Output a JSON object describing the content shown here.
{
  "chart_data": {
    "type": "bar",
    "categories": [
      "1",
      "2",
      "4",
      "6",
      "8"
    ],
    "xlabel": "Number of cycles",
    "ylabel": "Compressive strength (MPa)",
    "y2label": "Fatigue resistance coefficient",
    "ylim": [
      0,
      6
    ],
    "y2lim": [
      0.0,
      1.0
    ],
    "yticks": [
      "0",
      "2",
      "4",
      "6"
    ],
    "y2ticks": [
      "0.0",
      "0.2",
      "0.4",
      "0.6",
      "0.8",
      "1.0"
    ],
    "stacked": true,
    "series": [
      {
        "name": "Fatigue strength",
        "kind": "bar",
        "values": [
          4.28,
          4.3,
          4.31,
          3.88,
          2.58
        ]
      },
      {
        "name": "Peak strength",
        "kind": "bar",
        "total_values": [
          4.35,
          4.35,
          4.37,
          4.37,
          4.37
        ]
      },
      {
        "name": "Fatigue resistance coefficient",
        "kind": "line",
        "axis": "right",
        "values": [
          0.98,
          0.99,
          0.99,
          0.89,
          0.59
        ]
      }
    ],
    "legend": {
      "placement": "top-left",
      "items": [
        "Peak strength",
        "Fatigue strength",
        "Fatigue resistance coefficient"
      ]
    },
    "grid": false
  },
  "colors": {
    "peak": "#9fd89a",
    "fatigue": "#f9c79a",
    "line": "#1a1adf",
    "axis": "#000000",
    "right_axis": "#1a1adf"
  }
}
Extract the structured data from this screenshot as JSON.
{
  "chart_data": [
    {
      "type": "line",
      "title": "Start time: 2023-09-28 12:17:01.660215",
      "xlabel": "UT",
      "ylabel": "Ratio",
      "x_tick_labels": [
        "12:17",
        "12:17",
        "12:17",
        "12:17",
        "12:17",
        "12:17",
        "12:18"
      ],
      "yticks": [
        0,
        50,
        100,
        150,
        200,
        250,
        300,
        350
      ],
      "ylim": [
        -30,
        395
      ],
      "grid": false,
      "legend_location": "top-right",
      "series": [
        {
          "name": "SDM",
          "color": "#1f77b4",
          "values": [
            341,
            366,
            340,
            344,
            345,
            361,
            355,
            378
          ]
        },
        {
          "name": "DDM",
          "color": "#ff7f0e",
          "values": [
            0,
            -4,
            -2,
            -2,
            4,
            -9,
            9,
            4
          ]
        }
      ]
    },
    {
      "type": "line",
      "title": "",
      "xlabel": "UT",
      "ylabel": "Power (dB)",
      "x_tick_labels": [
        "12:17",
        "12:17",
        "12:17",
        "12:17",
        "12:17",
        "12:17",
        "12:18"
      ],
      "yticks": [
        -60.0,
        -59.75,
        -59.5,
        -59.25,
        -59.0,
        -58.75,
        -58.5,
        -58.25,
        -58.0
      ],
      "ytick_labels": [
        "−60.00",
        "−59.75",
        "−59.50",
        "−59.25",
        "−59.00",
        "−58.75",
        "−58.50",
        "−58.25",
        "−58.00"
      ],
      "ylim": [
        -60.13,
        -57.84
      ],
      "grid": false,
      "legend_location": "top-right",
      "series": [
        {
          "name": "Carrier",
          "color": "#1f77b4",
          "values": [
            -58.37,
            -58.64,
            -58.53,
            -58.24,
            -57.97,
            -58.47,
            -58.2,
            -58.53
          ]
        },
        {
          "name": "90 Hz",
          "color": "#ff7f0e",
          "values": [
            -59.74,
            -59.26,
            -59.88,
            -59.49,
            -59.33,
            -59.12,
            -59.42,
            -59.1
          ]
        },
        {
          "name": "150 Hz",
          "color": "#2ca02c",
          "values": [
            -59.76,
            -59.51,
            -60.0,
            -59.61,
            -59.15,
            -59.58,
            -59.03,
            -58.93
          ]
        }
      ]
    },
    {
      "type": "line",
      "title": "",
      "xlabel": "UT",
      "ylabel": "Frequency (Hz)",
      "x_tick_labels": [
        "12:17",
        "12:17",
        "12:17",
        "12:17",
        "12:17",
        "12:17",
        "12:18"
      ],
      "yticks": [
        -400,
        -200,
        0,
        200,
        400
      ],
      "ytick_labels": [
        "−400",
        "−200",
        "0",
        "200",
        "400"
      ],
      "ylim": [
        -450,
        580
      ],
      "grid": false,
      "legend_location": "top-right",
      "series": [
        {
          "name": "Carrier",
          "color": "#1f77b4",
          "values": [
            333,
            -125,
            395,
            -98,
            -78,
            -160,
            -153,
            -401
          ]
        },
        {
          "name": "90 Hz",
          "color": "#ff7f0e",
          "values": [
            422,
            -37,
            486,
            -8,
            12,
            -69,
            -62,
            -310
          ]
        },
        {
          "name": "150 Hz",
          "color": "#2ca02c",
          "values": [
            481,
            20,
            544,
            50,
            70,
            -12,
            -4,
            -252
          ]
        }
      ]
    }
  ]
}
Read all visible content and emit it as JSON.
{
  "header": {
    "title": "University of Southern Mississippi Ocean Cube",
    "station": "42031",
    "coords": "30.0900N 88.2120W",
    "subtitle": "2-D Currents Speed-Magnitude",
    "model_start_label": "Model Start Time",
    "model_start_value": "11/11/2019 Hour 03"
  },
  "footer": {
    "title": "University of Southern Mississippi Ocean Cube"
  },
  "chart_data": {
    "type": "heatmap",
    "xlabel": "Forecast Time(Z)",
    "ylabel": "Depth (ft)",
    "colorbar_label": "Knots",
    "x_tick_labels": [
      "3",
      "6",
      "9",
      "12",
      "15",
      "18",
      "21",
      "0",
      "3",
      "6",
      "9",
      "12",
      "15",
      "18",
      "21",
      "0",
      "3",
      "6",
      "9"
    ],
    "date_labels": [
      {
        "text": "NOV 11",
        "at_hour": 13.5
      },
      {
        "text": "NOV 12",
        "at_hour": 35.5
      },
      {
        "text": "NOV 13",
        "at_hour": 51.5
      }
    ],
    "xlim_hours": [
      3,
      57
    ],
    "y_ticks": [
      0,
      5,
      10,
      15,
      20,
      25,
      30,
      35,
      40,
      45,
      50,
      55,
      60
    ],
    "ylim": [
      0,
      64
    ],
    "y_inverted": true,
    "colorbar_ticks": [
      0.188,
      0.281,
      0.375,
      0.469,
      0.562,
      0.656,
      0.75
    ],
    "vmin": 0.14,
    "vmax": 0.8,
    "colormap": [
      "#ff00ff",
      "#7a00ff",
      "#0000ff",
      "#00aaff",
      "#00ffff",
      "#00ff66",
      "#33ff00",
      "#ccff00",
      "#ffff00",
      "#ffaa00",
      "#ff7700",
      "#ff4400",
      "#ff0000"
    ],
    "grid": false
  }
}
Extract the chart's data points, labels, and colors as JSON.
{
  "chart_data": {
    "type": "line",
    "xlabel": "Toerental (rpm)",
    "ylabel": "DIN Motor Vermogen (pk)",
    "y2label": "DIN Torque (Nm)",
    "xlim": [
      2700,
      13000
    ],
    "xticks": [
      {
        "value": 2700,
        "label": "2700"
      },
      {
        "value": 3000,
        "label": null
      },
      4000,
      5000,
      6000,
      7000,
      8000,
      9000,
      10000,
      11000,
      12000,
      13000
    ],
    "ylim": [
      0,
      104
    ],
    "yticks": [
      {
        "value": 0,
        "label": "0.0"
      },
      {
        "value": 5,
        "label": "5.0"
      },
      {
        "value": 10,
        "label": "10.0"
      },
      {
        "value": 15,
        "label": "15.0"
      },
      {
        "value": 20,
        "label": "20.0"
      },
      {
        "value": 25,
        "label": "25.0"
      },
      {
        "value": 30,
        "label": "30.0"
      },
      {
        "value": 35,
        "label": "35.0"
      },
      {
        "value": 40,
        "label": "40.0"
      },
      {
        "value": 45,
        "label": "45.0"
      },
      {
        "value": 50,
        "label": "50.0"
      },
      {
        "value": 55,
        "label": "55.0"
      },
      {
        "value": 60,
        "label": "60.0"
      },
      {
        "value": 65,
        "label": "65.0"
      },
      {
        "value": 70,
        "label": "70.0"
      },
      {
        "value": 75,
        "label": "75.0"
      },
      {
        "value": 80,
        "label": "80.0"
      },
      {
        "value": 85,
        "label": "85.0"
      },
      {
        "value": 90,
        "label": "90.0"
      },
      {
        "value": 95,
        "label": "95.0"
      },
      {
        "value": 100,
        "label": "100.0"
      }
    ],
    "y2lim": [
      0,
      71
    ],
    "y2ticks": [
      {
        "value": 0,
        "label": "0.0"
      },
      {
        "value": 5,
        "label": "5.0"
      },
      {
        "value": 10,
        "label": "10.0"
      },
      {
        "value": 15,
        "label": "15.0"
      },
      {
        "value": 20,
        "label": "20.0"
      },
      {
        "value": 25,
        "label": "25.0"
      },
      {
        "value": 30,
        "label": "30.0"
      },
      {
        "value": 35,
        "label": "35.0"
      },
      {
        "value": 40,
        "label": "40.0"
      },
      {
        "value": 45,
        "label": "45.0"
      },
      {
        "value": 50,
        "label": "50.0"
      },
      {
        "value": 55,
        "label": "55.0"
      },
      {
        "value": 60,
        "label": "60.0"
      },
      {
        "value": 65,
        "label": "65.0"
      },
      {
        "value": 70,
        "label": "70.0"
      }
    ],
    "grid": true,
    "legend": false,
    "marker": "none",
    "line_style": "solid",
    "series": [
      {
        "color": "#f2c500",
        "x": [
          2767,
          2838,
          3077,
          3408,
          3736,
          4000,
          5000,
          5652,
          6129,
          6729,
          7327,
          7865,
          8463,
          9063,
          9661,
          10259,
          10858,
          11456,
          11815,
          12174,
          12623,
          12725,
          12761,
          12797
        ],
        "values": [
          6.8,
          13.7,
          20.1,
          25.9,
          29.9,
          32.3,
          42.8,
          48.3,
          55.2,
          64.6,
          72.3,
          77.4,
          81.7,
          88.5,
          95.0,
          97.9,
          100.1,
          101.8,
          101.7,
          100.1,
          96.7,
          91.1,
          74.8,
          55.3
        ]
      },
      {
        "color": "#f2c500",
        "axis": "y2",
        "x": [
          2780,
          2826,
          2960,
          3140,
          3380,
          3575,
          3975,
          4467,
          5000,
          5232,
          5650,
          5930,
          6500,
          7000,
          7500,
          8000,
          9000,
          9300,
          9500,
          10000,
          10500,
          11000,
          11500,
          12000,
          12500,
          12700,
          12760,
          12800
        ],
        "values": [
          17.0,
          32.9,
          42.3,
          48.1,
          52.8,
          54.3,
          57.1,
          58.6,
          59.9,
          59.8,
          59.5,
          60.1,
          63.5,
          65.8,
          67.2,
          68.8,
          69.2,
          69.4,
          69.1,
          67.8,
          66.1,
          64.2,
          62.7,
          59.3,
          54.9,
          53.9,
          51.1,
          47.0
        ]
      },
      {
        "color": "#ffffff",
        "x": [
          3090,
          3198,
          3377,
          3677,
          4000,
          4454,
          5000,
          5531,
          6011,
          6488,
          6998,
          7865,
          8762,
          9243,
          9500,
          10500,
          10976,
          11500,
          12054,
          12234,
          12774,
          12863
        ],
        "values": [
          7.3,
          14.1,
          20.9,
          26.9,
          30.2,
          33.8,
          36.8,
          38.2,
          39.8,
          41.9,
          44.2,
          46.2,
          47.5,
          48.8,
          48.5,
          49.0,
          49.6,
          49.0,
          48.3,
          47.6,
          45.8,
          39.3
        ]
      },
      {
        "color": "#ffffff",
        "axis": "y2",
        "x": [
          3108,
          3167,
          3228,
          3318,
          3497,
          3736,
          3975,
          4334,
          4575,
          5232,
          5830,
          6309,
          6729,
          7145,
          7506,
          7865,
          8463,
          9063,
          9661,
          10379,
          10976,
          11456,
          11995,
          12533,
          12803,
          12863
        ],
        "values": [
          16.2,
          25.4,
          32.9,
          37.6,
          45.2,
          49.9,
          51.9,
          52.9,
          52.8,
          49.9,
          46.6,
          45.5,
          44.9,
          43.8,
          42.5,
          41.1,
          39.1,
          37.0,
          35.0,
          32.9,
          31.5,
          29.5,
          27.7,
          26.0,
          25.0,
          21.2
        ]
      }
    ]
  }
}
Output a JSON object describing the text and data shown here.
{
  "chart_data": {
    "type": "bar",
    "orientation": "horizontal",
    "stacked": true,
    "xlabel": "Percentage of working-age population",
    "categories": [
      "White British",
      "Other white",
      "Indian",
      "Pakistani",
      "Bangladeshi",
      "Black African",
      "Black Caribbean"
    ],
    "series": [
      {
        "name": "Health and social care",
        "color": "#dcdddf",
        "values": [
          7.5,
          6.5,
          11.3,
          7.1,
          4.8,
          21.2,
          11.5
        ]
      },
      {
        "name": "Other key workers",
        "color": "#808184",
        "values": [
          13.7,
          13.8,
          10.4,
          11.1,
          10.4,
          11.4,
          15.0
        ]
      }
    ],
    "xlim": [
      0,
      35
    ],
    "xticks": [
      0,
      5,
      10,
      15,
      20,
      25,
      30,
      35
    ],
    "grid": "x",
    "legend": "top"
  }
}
+--
* **Exercise directions**
Each line from the one containing "Output a JSON object describing the text" to the end of the listing above should be copied exactly, and nothing else.

* **Solved problem**
Output a JSON object describing the text and data shown here.
{
  "chart_data": {
    "type": "bar",
    "orientation": "horizontal",
    "stacked": true,
    "xlabel": "Percentage of working-age population",
    "categories": [
      "White British",
      "Other white",
      "Indian",
      "Pakistani",
      "Bangladeshi",
      "Black African",
      "Black Caribbean"
    ],
    "series": [
      {
        "name": "Health and social care",
        "color": "#dcdddf",
        "values": [
          7.5,
          6.5,
          11.3,
          7.1,
          4.8,
          21.2,
          11.5
        ]
      },
      {
        "name": "Other key workers",
        "color": "#808184",
        "values": [
          13.7,
          13.8,
          10.4,
          11.1,
          10.4,
          11.4,
          15.0
        ]
      }
    ],
    "xlim": [
      0,
      35
    ],
    "xticks": [
      0,
      5,
      10,
      15,
      20,
      25,
      30,
      35
    ],
    "grid": "x",
    "legend": "top"
  }
}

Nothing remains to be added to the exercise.